[start Records for processing]

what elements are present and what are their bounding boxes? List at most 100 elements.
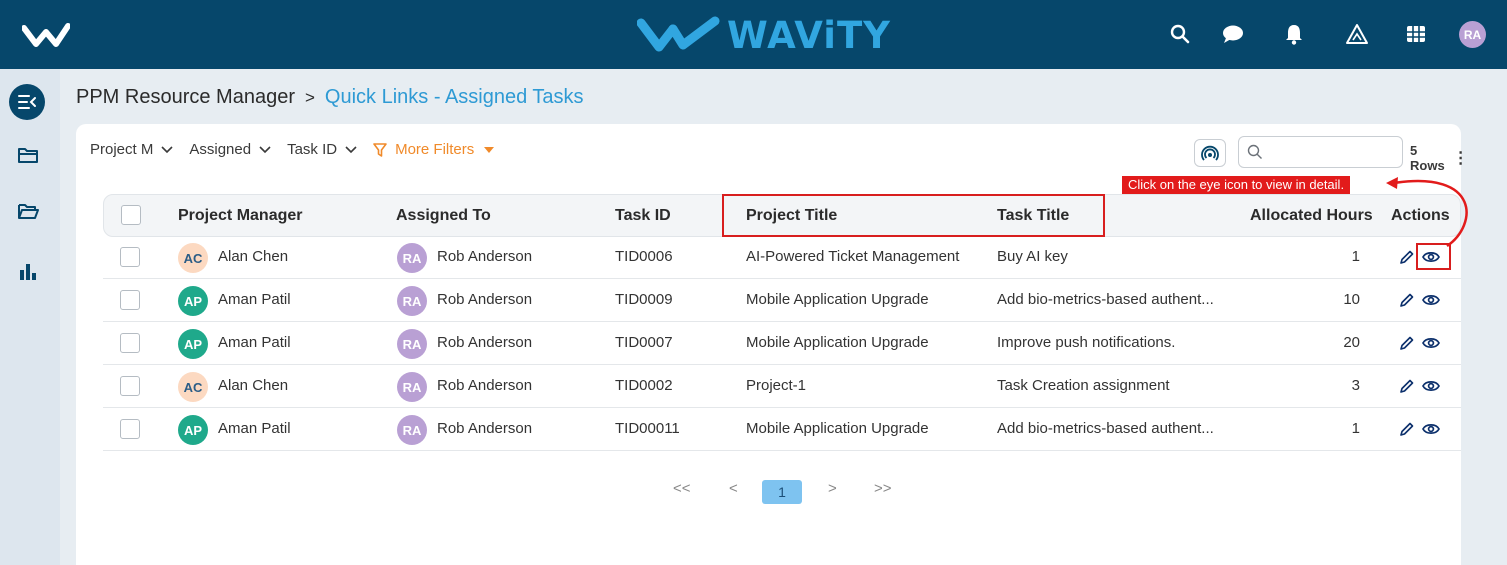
cell-task-id: TID0009 <box>615 291 673 308</box>
user-avatar[interactable]: RA <box>1459 21 1486 48</box>
chevron-down-icon <box>161 145 173 153</box>
brand-name: WAViTY <box>727 13 891 57</box>
view-eye-icon[interactable] <box>1421 290 1441 310</box>
prev-page-button[interactable]: < <box>729 480 738 497</box>
search-icon <box>1247 144 1262 159</box>
header-actions: Actions <box>1391 207 1450 224</box>
cell-task-title: Add bio-metrics-based authent... <box>997 420 1214 437</box>
breadcrumb-separator: > <box>304 87 315 107</box>
cell-project-manager: Aman Patil <box>218 291 291 308</box>
last-page-button[interactable]: >> <box>874 480 892 497</box>
table-row[interactable]: AC Alan Chen RA Rob Anderson TID0002 Pro… <box>103 365 1461 408</box>
header-assigned-to[interactable]: Assigned To <box>396 207 491 225</box>
avatar: RA <box>397 415 427 445</box>
cell-task-id: TID0007 <box>615 334 673 351</box>
cell-project-title: AI-Powered Ticket Management <box>746 248 960 265</box>
first-page-button[interactable]: << <box>673 480 691 497</box>
filter-project-manager[interactable]: Project M <box>90 141 173 158</box>
cell-task-title: Buy AI key <box>997 248 1068 265</box>
sidebar <box>0 69 60 565</box>
cell-task-title: Add bio-metrics-based authent... <box>997 291 1214 308</box>
highlight-title-columns <box>722 194 1105 237</box>
home-logo-icon[interactable] <box>22 22 70 48</box>
breadcrumb: PPM Resource Manager > Quick Links - Ass… <box>76 86 584 109</box>
page-number-current[interactable]: 1 <box>762 480 802 504</box>
cell-assigned-to: Rob Anderson <box>437 420 533 437</box>
search-field[interactable] <box>1238 136 1403 168</box>
header-project-manager[interactable]: Project Manager <box>178 207 302 225</box>
filter-assigned[interactable]: Assigned <box>189 141 271 158</box>
breadcrumb-root[interactable]: PPM Resource Manager <box>76 86 295 109</box>
folder-icon[interactable] <box>10 137 46 173</box>
menu-toggle-icon[interactable] <box>9 84 45 120</box>
cell-allocated-hours: 3 <box>1351 377 1360 394</box>
avatar: RA <box>397 329 427 359</box>
cell-assigned-to: Rob Anderson <box>437 377 533 394</box>
row-checkbox[interactable] <box>120 376 140 396</box>
more-vertical-icon[interactable]: ⋮ <box>1453 148 1469 168</box>
filter-label: Task ID <box>287 141 338 158</box>
table-row[interactable]: AP Aman Patil RA Rob Anderson TID00011 M… <box>103 408 1461 451</box>
row-checkbox[interactable] <box>120 333 140 353</box>
cell-assigned-to: Rob Anderson <box>437 248 533 265</box>
annotation-callout: Click on the eye icon to view in detail. <box>1122 176 1351 194</box>
row-checkbox[interactable] <box>120 290 140 310</box>
filter-task-id[interactable]: Task ID <box>287 141 357 158</box>
avatar: RA <box>397 243 427 273</box>
table-row[interactable]: AP Aman Patil RA Rob Anderson TID0009 Mo… <box>103 279 1461 322</box>
avatar: AP <box>178 329 208 359</box>
cell-task-title: Task Creation assignment <box>997 377 1170 394</box>
view-eye-icon[interactable] <box>1421 419 1441 439</box>
next-page-button[interactable]: > <box>828 480 837 497</box>
cell-project-title: Mobile Application Upgrade <box>746 420 929 437</box>
breadcrumb-current[interactable]: Quick Links - Assigned Tasks <box>325 86 584 109</box>
select-all-checkbox[interactable] <box>121 205 141 225</box>
filter-funnel-icon <box>373 142 387 157</box>
sync-button[interactable] <box>1194 139 1226 167</box>
brand-mark-icon <box>637 16 720 52</box>
rows-per-page[interactable]: 5 Rows ⋮ <box>1410 143 1469 173</box>
edit-icon[interactable] <box>1397 290 1417 310</box>
avatar: RA <box>397 286 427 316</box>
table-row[interactable]: AP Aman Patil RA Rob Anderson TID0007 Mo… <box>103 322 1461 365</box>
edit-icon[interactable] <box>1397 419 1417 439</box>
edit-icon[interactable] <box>1397 376 1417 396</box>
header-allocated-hours[interactable]: Allocated Hours <box>1250 207 1373 225</box>
cell-project-title: Mobile Application Upgrade <box>746 291 929 308</box>
cell-allocated-hours: 10 <box>1343 291 1360 308</box>
alert-triangle-icon[interactable] <box>1345 22 1369 46</box>
table-row[interactable]: AC Alan Chen RA Rob Anderson TID0006 AI-… <box>103 236 1461 279</box>
view-eye-icon[interactable] <box>1421 333 1441 353</box>
row-checkbox[interactable] <box>120 419 140 439</box>
more-filters-label: More Filters <box>395 141 475 158</box>
row-checkbox[interactable] <box>120 247 140 267</box>
cell-project-manager: Aman Patil <box>218 420 291 437</box>
folder-open-icon[interactable] <box>10 193 46 229</box>
header-task-id[interactable]: Task ID <box>615 207 671 225</box>
cell-assigned-to: Rob Anderson <box>437 334 533 351</box>
cell-project-manager: Alan Chen <box>218 377 289 394</box>
avatar: AP <box>178 286 208 316</box>
search-icon[interactable] <box>1168 22 1192 46</box>
edit-icon[interactable] <box>1397 333 1417 353</box>
filter-bar: Project M Assigned Task ID More Filters <box>90 141 495 158</box>
brand-logo: WAViTY <box>637 12 891 58</box>
bar-chart-icon[interactable] <box>10 253 46 289</box>
cell-task-title: Improve push notifications. <box>997 334 1176 351</box>
grid-icon[interactable] <box>1404 22 1428 46</box>
filter-label: Assigned <box>189 141 252 158</box>
search-input[interactable] <box>1269 141 1394 163</box>
view-eye-icon[interactable] <box>1421 376 1441 396</box>
bell-icon[interactable] <box>1282 22 1306 46</box>
filter-label: Project M <box>90 141 154 158</box>
chat-icon[interactable] <box>1221 22 1245 46</box>
cell-project-title: Mobile Application Upgrade <box>746 334 929 351</box>
avatar: AP <box>178 415 208 445</box>
more-filters-button[interactable]: More Filters <box>373 141 495 158</box>
cell-project-manager: Aman Patil <box>218 334 291 351</box>
chevron-down-icon <box>345 145 357 153</box>
avatar: AC <box>178 372 208 402</box>
edit-icon[interactable] <box>1397 247 1417 267</box>
cell-allocated-hours: 1 <box>1351 420 1360 437</box>
cell-assigned-to: Rob Anderson <box>437 291 533 308</box>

[end Records for processing]

» Short task:
Copy all of the entries above line for line, with no changes, and leave out the pictures.

» Task result:
what elements are present and what are their bounding boxes? List at most 100 elements.
cell-task-id: TID0009 <box>615 291 673 308</box>
user-avatar[interactable]: RA <box>1459 21 1486 48</box>
chevron-down-icon <box>161 145 173 153</box>
brand-name: WAViTY <box>727 13 891 57</box>
view-eye-icon[interactable] <box>1421 290 1441 310</box>
prev-page-button[interactable]: < <box>729 480 738 497</box>
search-icon <box>1247 144 1262 159</box>
header-actions: Actions <box>1391 207 1450 224</box>
cell-task-title: Add bio-metrics-based authent... <box>997 420 1214 437</box>
breadcrumb-separator: > <box>304 87 315 107</box>
cell-project-manager: Aman Patil <box>218 291 291 308</box>
last-page-button[interactable]: >> <box>874 480 892 497</box>
table-row[interactable]: AC Alan Chen RA Rob Anderson TID0002 Pro… <box>103 365 1461 408</box>
header-assigned-to[interactable]: Assigned To <box>396 207 491 225</box>
avatar: RA <box>397 415 427 445</box>
cell-task-id: TID0007 <box>615 334 673 351</box>
cell-project-title: AI-Powered Ticket Management <box>746 248 960 265</box>
first-page-button[interactable]: << <box>673 480 691 497</box>
filter-project-manager[interactable]: Project M <box>90 141 173 158</box>
cell-task-title: Buy AI key <box>997 248 1068 265</box>
sidebar <box>0 69 60 565</box>
cell-task-title: Add bio-metrics-based authent... <box>997 291 1214 308</box>
highlight-title-columns <box>722 194 1105 237</box>
home-logo-icon[interactable] <box>22 22 70 48</box>
breadcrumb: PPM Resource Manager > Quick Links - Ass… <box>76 86 584 109</box>
page-number-current[interactable]: 1 <box>762 480 802 504</box>
cell-assigned-to: Rob Anderson <box>437 420 533 437</box>
search-field[interactable] <box>1238 136 1403 168</box>
header-project-manager[interactable]: Project Manager <box>178 207 302 225</box>
filter-assigned[interactable]: Assigned <box>189 141 271 158</box>
breadcrumb-root[interactable]: PPM Resource Manager <box>76 86 295 109</box>
folder-icon[interactable] <box>10 137 46 173</box>
menu-toggle-icon[interactable] <box>9 84 45 120</box>
cell-allocated-hours: 3 <box>1351 377 1360 394</box>
avatar: RA <box>397 329 427 359</box>
cell-assigned-to: Rob Anderson <box>437 377 533 394</box>
row-checkbox[interactable] <box>120 376 140 396</box>
more-vertical-icon[interactable]: ⋮ <box>1453 148 1469 168</box>
filter-label: Task ID <box>287 141 338 158</box>
table-row[interactable]: AP Aman Patil RA Rob Anderson TID00011 M… <box>103 408 1461 451</box>
row-checkbox[interactable] <box>120 333 140 353</box>
cell-assigned-to: Rob Anderson <box>437 248 533 265</box>
annotation-callout: Click on the eye icon to view in detail. <box>1122 176 1351 194</box>
row-checkbox[interactable] <box>120 290 140 310</box>
filter-task-id[interactable]: Task ID <box>287 141 357 158</box>
avatar: RA <box>397 243 427 273</box>
table-row[interactable]: AP Aman Patil RA Rob Anderson TID0009 Mo… <box>103 279 1461 322</box>
avatar: AP <box>178 329 208 359</box>
cell-task-title: Task Creation assignment <box>997 377 1170 394</box>
view-eye-icon[interactable] <box>1421 419 1441 439</box>
next-page-button[interactable]: > <box>828 480 837 497</box>
cell-project-title: Mobile Application Upgrade <box>746 420 929 437</box>
breadcrumb-current[interactable]: Quick Links - Assigned Tasks <box>325 86 584 109</box>
select-all-checkbox[interactable] <box>121 205 141 225</box>
filter-funnel-icon <box>373 142 387 157</box>
sync-button[interactable] <box>1194 139 1226 167</box>
brand-mark-icon <box>637 16 720 52</box>
rows-per-page[interactable]: 5 Rows ⋮ <box>1410 143 1469 173</box>
edit-icon[interactable] <box>1397 290 1417 310</box>
avatar: RA <box>397 286 427 316</box>
table-row[interactable]: AP Aman Patil RA Rob Anderson TID0007 Mo… <box>103 322 1461 365</box>
edit-icon[interactable] <box>1397 419 1417 439</box>
edit-icon[interactable] <box>1397 376 1417 396</box>
header-allocated-hours[interactable]: Allocated Hours <box>1250 207 1373 225</box>
cell-project-title: Mobile Application Upgrade <box>746 291 929 308</box>
cell-allocated-hours: 10 <box>1343 291 1360 308</box>
alert-triangle-icon[interactable] <box>1345 22 1369 46</box>
table-row[interactable]: AC Alan Chen RA Rob Anderson TID0006 AI-… <box>103 236 1461 279</box>
view-eye-icon[interactable] <box>1421 333 1441 353</box>
row-checkbox[interactable] <box>120 419 140 439</box>
more-filters-label: More Filters <box>395 141 475 158</box>
row-checkbox[interactable] <box>120 247 140 267</box>
cell-project-manager: Aman Patil <box>218 420 291 437</box>
folder-open-icon[interactable] <box>10 193 46 229</box>
header-task-id[interactable]: Task ID <box>615 207 671 225</box>
cell-assigned-to: Rob Anderson <box>437 334 533 351</box>
cell-project-manager: Alan Chen <box>218 377 289 394</box>
avatar: AP <box>178 286 208 316</box>
search-icon[interactable] <box>1168 22 1192 46</box>
edit-icon[interactable] <box>1397 333 1417 353</box>
filter-bar: Project M Assigned Task ID More Filters <box>90 141 495 158</box>
brand-logo: WAViTY <box>637 12 891 58</box>
bar-chart-icon[interactable] <box>10 253 46 289</box>
cell-task-title: Improve push notifications. <box>997 334 1176 351</box>
grid-icon[interactable] <box>1404 22 1428 46</box>
filter-label: Assigned <box>189 141 252 158</box>
search-input[interactable] <box>1269 141 1394 163</box>
view-eye-icon[interactable] <box>1421 376 1441 396</box>
bell-icon[interactable] <box>1282 22 1306 46</box>
filter-label: Project M <box>90 141 154 158</box>
chat-icon[interactable] <box>1221 22 1245 46</box>
cell-project-title: Mobile Application Upgrade <box>746 334 929 351</box>
avatar: AP <box>178 415 208 445</box>
more-filters-button[interactable]: More Filters <box>373 141 495 158</box>
cell-project-manager: Aman Patil <box>218 334 291 351</box>
chevron-down-icon <box>345 145 357 153</box>
avatar: AC <box>178 372 208 402</box>
edit-icon[interactable] <box>1397 247 1417 267</box>
cell-allocated-hours: 1 <box>1351 420 1360 437</box>
cell-assigned-to: Rob Anderson <box>437 291 533 308</box>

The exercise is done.